__What is expected__:
Repeat the records below exactly as they appear.

__Provided records__:
━━━━━━━━━━

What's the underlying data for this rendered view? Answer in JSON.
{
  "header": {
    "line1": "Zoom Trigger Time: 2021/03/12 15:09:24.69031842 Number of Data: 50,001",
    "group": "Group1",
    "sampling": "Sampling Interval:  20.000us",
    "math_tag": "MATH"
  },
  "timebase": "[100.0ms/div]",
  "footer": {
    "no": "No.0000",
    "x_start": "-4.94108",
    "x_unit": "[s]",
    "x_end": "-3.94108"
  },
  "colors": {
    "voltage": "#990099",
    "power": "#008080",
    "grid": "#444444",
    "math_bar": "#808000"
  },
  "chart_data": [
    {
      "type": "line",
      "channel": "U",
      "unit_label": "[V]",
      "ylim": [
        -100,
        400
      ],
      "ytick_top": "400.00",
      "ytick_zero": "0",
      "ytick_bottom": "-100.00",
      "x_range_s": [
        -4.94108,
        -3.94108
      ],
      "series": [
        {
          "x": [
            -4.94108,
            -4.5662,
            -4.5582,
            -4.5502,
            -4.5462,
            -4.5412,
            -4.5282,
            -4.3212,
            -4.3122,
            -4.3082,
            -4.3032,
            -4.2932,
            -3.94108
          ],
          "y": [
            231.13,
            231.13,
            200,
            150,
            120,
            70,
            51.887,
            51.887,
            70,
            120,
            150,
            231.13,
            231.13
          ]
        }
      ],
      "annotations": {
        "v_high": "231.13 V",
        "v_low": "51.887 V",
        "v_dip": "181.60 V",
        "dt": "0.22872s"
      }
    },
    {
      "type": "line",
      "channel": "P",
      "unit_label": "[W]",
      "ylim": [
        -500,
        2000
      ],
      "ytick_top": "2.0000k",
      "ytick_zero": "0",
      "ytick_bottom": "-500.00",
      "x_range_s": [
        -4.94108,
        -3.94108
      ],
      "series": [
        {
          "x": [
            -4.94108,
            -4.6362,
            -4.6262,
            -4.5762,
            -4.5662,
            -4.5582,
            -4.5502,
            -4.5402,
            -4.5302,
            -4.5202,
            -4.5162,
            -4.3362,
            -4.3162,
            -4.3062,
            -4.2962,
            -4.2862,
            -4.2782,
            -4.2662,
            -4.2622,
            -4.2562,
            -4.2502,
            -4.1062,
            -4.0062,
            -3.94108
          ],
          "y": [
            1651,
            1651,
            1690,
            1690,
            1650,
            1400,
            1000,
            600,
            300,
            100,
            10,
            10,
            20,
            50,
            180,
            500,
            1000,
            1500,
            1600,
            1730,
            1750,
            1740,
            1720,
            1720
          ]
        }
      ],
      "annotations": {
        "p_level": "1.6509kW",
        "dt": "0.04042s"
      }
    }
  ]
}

━━━━━━━━━━

__The completed task__:
What's the underlying data for this rendered view? Answer in JSON.
{
  "header": {
    "line1": "Zoom Trigger Time: 2021/03/12 15:09:24.69031842 Number of Data: 50,001",
    "group": "Group1",
    "sampling": "Sampling Interval:  20.000us",
    "math_tag": "MATH"
  },
  "timebase": "[100.0ms/div]",
  "footer": {
    "no": "No.0000",
    "x_start": "-4.94108",
    "x_unit": "[s]",
    "x_end": "-3.94108"
  },
  "colors": {
    "voltage": "#990099",
    "power": "#008080",
    "grid": "#444444",
    "math_bar": "#808000"
  },
  "chart_data": [
    {
      "type": "line",
      "channel": "U",
      "unit_label": "[V]",
      "ylim": [
        -100,
        400
      ],
      "ytick_top": "400.00",
      "ytick_zero": "0",
      "ytick_bottom": "-100.00",
      "x_range_s": [
        -4.94108,
        -3.94108
      ],
      "series": [
        {
          "x": [
            -4.94108,
            -4.5662,
            -4.5582,
            -4.5502,
            -4.5462,
            -4.5412,
            -4.5282,
            -4.3212,
            -4.3122,
            -4.3082,
            -4.3032,
            -4.2932,
            -3.94108
          ],
          "y": [
            231.13,
            231.13,
            200,
            150,
            120,
            70,
            51.887,
            51.887,
            70,
            120,
            150,
            231.13,
            231.13
          ]
        }
      ],
      "annotations": {
        "v_high": "231.13 V",
        "v_low": "51.887 V",
        "v_dip": "181.60 V",
        "dt": "0.22872s"
      }
    },
    {
      "type": "line",
      "channel": "P",
      "unit_label": "[W]",
      "ylim": [
        -500,
        2000
      ],
      "ytick_top": "2.0000k",
      "ytick_zero": "0",
      "ytick_bottom": "-500.00",
      "x_range_s": [
        -4.94108,
        -3.94108
      ],
      "series": [
        {
          "x": [
            -4.94108,
            -4.6362,
            -4.6262,
            -4.5762,
            -4.5662,
            -4.5582,
            -4.5502,
            -4.5402,
            -4.5302,
            -4.5202,
            -4.5162,
            -4.3362,
            -4.3162,
            -4.3062,
            -4.2962,
            -4.2862,
            -4.2782,
            -4.2662,
            -4.2622,
            -4.2562,
            -4.2502,
            -4.1062,
            -4.0062,
            -3.94108
          ],
          "y": [
            1651,
            1651,
            1690,
            1690,
            1650,
            1400,
            1000,
            600,
            300,
            100,
            10,
            10,
            20,
            50,
            180,
            500,
            1000,
            1500,
            1600,
            1730,
            1750,
            1740,
            1720,
            1720
          ]
        }
      ],
      "annotations": {
        "p_level": "1.6509kW",
        "dt": "0.04042s"
      }
    }
  ]
}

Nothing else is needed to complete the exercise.